■ **WRITTEN PROBLEM**:
Omit every picture and return the rest of the data unaltered.

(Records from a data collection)
◆ ◆ ◆ ◆

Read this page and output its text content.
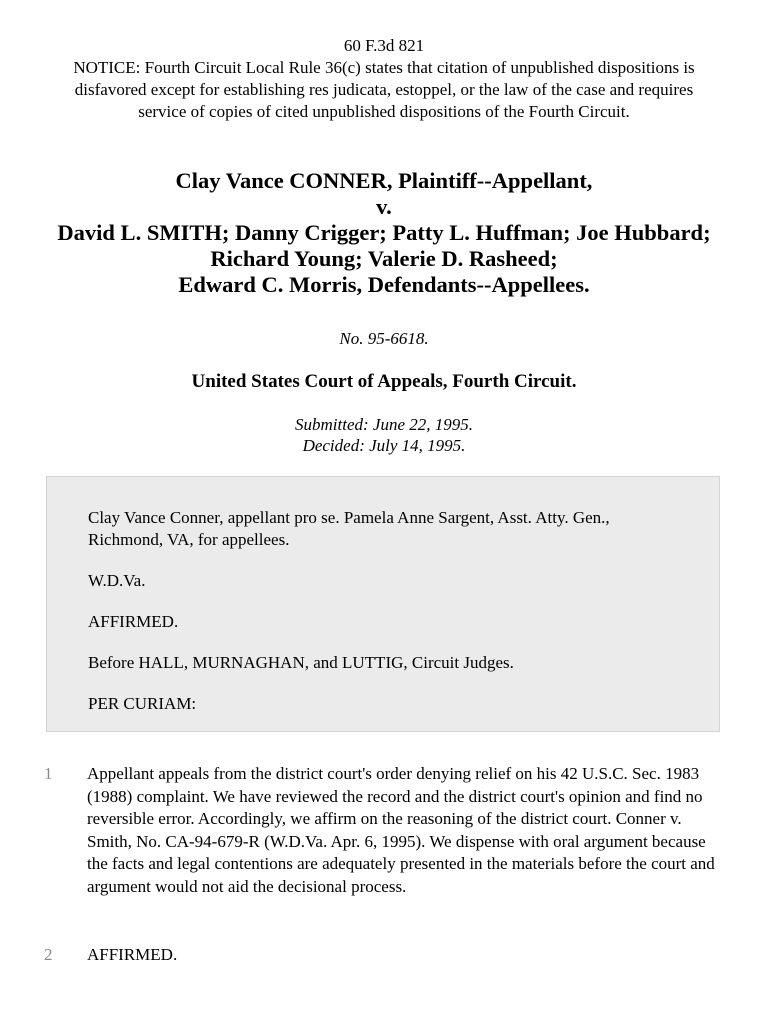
60 F.3d 821
NOTICE: Fourth Circuit Local Rule 36(c) states that citation of unpublished dispositions is disfavored except for establishing res judicata, estoppel, or the law of the case and requires service of copies of cited unpublished dispositions of the Fourth Circuit.
Clay Vance CONNER, Plaintiff--Appellant,
v.
David L. SMITH; Danny Crigger; Patty L. Huffman; Joe Hubbard; Richard Young; Valerie D. Rasheed;
Edward C. Morris, Defendants--Appellees.
No. 95-6618.
United States Court of Appeals, Fourth Circuit.
Submitted: June 22, 1995.
Decided: July 14, 1995.

Clay Vance Conner, appellant pro se. Pamela Anne Sargent, Asst. Atty. Gen., Richmond, VA, for appellees.

W.D.Va.

AFFIRMED.

Before HALL, MURNAGHAN, and LUTTIG, Circuit Judges.

PER CURIAM:

1 Appellant appeals from the district court's order denying relief on his 42 U.S.C. Sec. 1983 (1988) complaint. We have reviewed the record and the district court's opinion and find no reversible error. Accordingly, we affirm on the reasoning of the district court. Conner v. Smith, No. CA-94-679-R (W.D.Va. Apr. 6, 1995). We dispense with oral argument because the facts and legal contentions are adequately presented in the materials before the court and argument would not aid the decisional process.
2 AFFIRMED.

◆ ◆ ◆ ◆

■ **TASK RESPONSE**:
Read this page and output its text content.
60 F.3d 821
NOTICE: Fourth Circuit Local Rule 36(c) states that citation of unpublished dispositions is disfavored except for establishing res judicata, estoppel, or the law of the case and requires service of copies of cited unpublished dispositions of the Fourth Circuit.
Clay Vance CONNER, Plaintiff--Appellant,
v.
David L. SMITH; Danny Crigger; Patty L. Huffman; Joe Hubbard; Richard Young; Valerie D. Rasheed;
Edward C. Morris, Defendants--Appellees.
No. 95-6618.
United States Court of Appeals, Fourth Circuit.
Submitted: June 22, 1995.
Decided: July 14, 1995.

Clay Vance Conner, appellant pro se. Pamela Anne Sargent, Asst. Atty. Gen., Richmond, VA, for appellees.

W.D.Va.

AFFIRMED.

Before HALL, MURNAGHAN, and LUTTIG, Circuit Judges.

PER CURIAM:

1 Appellant appeals from the district court's order denying relief on his 42 U.S.C. Sec. 1983 (1988) complaint. We have reviewed the record and the district court's opinion and find no reversible error. Accordingly, we affirm on the reasoning of the district court. Conner v. Smith, No. CA-94-679-R (W.D.Va. Apr. 6, 1995). We dispense with oral argument because the facts and legal contentions are adequately presented in the materials before the court and argument would not aid the decisional process.
2 AFFIRMED.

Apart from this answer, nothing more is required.